____ Available data
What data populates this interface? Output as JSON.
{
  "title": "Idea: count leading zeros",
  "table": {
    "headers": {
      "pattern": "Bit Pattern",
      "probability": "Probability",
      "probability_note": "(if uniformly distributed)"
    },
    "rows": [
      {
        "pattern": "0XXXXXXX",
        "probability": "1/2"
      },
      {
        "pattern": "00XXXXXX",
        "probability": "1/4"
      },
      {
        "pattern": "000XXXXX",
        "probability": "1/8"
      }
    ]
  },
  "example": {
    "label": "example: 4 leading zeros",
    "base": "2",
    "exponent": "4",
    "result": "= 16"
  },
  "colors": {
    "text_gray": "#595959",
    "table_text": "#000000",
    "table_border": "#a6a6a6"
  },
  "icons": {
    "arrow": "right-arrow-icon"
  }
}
________
What you are asked to do — Reproduce the entries above in full by retyping them exactly.

Response to this task —
What data populates this interface? Output as JSON.
{
  "title": "Idea: count leading zeros",
  "table": {
    "headers": {
      "pattern": "Bit Pattern",
      "probability": "Probability",
      "probability_note": "(if uniformly distributed)"
    },
    "rows": [
      {
        "pattern": "0XXXXXXX",
        "probability": "1/2"
      },
      {
        "pattern": "00XXXXXX",
        "probability": "1/4"
      },
      {
        "pattern": "000XXXXX",
        "probability": "1/8"
      }
    ]
  },
  "example": {
    "label": "example: 4 leading zeros",
    "base": "2",
    "exponent": "4",
    "result": "= 16"
  },
  "colors": {
    "text_gray": "#595959",
    "table_text": "#000000",
    "table_border": "#a6a6a6"
  },
  "icons": {
    "arrow": "right-arrow-icon"
  }
}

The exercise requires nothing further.